Read through the entries below and return each line with the word "name".

--- start Stored data ---

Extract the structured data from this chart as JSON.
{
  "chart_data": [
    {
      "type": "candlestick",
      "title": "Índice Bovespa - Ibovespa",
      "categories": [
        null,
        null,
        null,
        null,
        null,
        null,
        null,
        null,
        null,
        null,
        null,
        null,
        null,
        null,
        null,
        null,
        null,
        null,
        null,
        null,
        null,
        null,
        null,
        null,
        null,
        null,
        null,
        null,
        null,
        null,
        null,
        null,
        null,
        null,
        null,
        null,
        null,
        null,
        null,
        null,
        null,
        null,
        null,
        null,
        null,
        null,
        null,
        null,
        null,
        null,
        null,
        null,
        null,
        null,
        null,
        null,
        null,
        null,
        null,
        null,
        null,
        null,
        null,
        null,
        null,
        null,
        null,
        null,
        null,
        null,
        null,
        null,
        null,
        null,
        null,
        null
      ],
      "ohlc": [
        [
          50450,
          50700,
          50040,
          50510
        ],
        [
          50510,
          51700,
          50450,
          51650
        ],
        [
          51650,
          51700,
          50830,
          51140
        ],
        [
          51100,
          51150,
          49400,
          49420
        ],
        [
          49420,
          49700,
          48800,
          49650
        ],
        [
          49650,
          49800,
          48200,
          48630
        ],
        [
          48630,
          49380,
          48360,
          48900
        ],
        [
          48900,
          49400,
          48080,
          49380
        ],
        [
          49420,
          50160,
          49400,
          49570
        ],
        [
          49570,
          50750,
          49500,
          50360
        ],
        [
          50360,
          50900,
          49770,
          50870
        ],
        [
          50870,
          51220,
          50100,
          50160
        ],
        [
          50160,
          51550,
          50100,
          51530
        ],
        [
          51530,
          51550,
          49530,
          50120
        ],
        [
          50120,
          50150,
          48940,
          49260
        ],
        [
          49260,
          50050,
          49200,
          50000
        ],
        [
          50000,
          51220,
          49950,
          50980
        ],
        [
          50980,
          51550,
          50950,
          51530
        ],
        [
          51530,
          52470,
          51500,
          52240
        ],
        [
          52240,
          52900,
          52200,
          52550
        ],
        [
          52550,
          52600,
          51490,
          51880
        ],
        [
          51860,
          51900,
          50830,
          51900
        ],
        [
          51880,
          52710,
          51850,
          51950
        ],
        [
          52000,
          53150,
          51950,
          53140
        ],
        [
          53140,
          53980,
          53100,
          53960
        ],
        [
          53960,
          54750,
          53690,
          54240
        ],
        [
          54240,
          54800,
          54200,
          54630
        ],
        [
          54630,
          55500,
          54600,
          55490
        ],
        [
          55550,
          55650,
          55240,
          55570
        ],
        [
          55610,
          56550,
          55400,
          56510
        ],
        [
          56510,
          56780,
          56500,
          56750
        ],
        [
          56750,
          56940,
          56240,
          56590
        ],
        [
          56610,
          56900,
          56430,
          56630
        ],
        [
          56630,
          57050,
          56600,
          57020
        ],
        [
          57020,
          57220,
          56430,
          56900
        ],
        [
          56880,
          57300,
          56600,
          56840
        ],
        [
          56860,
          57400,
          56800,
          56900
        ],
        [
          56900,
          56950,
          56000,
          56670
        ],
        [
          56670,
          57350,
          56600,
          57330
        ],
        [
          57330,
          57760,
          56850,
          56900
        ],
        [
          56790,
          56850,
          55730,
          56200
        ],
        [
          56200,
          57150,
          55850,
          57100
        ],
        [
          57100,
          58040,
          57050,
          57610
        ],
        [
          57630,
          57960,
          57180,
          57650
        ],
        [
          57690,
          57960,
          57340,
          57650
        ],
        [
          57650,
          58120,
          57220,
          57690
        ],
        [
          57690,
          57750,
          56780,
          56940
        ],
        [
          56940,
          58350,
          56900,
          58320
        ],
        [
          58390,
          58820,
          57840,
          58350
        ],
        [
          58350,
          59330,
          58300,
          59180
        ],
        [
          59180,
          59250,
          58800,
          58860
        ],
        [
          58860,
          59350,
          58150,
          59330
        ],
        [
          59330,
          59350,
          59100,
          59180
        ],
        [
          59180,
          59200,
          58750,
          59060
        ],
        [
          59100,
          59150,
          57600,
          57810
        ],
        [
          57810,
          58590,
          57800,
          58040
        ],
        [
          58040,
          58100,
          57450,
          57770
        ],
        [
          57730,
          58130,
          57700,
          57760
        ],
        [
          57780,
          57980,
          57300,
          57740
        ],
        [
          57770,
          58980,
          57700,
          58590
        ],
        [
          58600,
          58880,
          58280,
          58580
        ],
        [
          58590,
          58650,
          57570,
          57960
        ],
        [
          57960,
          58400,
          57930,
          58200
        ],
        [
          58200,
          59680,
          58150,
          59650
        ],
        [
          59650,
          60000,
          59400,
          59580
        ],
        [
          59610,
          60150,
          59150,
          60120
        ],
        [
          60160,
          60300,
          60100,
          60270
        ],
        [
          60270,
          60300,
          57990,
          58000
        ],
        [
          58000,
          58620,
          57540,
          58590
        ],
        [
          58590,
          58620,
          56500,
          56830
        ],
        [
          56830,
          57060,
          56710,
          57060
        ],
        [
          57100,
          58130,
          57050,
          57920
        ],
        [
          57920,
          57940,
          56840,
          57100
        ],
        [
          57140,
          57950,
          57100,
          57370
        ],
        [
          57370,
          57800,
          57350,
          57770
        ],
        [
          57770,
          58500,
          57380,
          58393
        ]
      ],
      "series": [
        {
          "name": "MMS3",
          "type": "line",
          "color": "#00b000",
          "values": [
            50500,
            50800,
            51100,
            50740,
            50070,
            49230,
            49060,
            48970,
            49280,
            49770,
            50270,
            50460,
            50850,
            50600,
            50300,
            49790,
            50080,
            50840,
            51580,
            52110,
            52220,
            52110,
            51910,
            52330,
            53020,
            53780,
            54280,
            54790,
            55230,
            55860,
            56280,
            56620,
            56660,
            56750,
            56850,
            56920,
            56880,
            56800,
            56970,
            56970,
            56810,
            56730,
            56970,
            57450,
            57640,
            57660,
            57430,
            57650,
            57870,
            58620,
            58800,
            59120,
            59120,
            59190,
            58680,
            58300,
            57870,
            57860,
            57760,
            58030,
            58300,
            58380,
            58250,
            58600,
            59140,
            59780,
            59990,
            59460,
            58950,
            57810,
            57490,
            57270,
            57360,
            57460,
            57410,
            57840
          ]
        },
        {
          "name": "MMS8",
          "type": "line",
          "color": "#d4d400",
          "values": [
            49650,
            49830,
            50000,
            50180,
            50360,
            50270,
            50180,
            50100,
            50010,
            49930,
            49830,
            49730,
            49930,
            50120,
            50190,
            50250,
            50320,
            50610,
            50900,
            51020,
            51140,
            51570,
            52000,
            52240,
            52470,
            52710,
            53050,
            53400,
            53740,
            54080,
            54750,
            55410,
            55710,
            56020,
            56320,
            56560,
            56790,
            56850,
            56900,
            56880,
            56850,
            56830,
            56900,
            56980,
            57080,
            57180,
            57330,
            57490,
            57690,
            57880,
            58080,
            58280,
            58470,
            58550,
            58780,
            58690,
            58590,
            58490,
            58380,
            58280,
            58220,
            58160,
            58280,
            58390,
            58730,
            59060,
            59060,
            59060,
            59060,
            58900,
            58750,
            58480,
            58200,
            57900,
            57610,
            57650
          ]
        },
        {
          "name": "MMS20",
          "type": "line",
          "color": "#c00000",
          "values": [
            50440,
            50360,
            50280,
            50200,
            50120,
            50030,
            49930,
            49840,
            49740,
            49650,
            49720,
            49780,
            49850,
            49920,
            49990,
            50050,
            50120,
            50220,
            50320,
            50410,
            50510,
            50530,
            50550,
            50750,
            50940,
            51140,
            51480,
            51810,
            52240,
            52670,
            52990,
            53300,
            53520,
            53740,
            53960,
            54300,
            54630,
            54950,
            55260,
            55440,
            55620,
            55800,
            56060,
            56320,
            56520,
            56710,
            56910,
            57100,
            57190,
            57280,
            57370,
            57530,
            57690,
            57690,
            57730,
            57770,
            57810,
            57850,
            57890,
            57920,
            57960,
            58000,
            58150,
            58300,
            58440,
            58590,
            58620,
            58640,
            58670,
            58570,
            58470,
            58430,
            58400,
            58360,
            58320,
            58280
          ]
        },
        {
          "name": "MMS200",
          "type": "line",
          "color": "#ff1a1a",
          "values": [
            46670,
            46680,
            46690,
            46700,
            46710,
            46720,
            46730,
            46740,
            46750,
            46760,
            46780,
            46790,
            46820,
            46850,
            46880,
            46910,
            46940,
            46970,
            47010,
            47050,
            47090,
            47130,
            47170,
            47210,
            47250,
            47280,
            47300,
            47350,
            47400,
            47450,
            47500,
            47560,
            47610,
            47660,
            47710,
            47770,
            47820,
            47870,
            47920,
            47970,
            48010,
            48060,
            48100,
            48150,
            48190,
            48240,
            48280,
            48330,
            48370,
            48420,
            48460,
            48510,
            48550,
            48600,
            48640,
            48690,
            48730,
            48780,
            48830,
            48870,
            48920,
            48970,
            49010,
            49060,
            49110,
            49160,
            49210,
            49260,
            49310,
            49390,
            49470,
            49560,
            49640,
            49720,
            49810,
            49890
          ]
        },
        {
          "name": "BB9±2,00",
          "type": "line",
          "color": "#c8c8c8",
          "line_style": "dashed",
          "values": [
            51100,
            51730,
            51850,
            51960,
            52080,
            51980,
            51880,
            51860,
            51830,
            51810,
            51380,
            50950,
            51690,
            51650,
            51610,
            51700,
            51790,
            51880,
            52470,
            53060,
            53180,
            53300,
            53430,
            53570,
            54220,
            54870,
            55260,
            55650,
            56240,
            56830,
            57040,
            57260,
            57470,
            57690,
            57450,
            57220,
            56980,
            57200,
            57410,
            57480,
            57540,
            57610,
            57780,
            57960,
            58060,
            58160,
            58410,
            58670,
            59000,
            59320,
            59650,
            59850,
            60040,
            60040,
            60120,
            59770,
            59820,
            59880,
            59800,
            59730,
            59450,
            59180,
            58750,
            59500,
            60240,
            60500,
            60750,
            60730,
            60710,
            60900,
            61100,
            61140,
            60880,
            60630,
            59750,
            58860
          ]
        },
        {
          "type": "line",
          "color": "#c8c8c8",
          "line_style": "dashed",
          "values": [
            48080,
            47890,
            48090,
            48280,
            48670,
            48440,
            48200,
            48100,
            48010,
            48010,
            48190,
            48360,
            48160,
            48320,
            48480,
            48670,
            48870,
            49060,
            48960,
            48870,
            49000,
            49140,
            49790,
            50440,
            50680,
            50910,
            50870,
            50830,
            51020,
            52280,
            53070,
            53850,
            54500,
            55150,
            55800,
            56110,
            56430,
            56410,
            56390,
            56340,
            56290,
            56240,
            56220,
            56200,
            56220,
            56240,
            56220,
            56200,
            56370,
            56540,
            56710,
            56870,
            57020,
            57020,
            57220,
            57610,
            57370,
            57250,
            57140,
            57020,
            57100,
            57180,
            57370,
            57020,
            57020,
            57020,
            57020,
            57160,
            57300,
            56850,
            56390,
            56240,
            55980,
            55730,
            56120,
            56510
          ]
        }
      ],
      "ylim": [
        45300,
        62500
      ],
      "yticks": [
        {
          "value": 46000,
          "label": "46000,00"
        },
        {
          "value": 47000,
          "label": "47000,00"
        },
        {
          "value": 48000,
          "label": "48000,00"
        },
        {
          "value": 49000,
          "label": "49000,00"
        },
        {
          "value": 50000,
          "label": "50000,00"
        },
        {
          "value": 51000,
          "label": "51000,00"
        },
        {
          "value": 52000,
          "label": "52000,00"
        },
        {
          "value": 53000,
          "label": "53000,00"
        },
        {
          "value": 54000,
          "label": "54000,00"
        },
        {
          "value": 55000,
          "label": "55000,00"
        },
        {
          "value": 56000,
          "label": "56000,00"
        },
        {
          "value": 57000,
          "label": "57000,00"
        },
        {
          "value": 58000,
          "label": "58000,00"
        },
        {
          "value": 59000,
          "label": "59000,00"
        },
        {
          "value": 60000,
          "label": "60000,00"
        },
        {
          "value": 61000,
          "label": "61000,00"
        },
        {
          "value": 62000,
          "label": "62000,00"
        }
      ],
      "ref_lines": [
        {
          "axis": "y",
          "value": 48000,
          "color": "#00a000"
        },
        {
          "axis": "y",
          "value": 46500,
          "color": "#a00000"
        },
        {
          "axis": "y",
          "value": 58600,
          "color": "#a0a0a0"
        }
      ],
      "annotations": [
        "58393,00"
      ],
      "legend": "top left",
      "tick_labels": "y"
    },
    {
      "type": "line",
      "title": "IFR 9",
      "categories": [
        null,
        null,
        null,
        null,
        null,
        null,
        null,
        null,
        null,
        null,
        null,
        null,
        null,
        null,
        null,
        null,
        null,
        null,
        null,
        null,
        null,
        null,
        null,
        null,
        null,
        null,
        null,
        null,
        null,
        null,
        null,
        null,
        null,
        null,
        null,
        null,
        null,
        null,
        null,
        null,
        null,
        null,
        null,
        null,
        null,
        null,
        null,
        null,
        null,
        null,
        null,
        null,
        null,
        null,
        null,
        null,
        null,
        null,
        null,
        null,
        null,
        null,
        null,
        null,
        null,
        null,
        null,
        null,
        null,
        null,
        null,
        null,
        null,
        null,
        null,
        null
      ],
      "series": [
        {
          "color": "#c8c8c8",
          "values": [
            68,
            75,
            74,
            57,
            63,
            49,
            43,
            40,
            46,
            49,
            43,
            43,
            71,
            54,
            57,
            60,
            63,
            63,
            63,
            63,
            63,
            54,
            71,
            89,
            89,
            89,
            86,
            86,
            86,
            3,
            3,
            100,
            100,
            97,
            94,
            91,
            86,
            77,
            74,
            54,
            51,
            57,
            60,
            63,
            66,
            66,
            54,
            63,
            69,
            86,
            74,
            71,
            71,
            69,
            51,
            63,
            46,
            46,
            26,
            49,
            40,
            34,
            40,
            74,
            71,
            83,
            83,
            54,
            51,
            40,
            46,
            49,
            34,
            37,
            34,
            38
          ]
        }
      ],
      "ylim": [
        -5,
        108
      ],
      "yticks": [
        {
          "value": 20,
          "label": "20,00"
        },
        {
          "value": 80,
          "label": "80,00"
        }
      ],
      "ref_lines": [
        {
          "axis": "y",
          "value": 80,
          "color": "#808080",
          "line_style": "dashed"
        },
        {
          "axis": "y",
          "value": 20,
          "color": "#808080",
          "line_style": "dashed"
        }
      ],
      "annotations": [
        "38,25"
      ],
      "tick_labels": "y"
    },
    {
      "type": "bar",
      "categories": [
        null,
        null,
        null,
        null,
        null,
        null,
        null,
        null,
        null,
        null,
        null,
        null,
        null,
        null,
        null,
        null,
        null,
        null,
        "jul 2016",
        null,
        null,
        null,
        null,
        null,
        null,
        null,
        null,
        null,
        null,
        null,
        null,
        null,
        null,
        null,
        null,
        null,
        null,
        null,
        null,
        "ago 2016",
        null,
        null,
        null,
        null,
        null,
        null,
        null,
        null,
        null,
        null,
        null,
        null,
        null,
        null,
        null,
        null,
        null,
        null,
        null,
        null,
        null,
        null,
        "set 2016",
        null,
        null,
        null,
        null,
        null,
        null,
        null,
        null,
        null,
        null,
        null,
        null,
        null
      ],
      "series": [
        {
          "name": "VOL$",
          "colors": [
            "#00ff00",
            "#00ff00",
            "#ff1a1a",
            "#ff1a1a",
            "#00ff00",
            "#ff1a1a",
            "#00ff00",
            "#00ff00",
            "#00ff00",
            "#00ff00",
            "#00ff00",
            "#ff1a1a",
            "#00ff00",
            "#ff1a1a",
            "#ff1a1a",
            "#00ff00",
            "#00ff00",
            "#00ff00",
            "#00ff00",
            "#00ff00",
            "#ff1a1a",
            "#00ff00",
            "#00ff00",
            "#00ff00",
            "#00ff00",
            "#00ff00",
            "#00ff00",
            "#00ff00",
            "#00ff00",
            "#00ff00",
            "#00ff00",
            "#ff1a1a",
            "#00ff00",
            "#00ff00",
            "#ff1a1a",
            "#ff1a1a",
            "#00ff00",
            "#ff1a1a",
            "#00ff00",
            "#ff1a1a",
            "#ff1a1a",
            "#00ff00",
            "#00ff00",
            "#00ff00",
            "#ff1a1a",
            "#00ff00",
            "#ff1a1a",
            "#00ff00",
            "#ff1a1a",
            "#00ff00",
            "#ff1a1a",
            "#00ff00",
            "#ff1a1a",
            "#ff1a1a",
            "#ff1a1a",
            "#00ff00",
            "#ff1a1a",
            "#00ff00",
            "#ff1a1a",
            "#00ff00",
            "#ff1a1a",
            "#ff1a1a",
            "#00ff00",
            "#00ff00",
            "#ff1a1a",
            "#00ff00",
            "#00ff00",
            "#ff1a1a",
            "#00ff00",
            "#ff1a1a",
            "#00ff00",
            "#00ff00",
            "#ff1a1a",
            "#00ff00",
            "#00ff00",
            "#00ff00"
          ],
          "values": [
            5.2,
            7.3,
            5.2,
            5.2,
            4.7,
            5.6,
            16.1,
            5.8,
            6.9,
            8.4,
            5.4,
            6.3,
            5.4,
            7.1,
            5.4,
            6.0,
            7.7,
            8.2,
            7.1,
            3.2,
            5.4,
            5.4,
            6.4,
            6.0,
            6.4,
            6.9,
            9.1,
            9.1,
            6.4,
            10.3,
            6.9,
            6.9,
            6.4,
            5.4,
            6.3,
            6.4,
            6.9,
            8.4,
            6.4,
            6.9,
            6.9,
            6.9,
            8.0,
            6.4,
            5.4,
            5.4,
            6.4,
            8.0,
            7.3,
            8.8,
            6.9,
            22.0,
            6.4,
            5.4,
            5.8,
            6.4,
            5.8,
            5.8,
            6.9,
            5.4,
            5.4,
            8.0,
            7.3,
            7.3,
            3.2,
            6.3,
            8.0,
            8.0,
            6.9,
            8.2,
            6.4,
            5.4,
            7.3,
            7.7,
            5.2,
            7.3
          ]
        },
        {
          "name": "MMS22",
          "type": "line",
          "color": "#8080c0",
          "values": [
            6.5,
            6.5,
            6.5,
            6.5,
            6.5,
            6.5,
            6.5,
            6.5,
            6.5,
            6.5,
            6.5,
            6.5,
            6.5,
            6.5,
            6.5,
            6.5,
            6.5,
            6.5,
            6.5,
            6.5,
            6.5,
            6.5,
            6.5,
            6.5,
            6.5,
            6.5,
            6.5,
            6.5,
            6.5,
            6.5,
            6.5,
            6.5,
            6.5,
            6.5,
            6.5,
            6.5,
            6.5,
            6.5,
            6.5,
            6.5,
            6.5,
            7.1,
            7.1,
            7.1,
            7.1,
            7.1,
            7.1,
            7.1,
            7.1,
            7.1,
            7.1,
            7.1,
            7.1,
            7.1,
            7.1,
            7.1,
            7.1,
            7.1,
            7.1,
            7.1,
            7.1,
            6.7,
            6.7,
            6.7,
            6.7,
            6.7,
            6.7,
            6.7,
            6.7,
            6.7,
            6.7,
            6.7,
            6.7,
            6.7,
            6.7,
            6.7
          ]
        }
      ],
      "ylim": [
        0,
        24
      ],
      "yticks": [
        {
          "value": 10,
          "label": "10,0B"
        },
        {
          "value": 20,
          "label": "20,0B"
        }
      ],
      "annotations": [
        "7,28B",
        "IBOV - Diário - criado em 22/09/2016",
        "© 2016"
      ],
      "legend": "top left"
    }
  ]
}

--- end Stored data ---

Written response:
          "name": "MMS3",
          "name": "MMS8",
          "name": "MMS20",
          "name": "MMS200",
          "name": "BB9±2,00",
          "name": "VOL$",
          "name": "MMS22",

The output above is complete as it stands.